● Objective: Show each line from the listing that includes the word "大连有奖发票中奖名单查询".

[Data extracted from a collection]

+++

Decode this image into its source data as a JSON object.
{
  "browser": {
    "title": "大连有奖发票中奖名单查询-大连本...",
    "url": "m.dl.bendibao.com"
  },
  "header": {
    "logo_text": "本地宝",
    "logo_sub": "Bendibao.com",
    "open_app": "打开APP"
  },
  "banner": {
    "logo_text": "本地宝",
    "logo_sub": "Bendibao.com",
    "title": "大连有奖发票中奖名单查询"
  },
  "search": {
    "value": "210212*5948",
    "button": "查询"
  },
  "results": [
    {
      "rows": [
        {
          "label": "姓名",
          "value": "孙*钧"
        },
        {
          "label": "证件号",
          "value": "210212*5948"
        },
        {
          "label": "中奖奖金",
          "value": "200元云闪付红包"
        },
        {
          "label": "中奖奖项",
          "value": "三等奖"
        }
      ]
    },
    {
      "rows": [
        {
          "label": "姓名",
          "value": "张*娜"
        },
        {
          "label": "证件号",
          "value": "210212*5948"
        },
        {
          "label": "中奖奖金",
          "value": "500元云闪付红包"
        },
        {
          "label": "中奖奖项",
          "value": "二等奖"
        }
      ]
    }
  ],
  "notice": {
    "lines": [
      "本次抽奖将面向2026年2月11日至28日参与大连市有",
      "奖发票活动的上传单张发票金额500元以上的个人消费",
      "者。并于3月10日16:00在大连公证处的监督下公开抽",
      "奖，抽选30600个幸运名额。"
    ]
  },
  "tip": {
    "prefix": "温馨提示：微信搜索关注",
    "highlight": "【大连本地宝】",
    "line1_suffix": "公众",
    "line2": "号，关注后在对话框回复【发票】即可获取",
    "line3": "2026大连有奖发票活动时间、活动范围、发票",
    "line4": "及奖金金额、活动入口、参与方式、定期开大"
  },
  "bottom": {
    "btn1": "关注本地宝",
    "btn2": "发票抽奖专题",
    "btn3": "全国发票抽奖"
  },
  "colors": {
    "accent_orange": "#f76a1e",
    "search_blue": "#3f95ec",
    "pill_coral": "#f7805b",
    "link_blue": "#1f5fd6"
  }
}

+++

● Completed exercise:
    "title": "大连有奖发票中奖名单查询-大连本...",
    "title": "大连有奖发票中奖名单查询"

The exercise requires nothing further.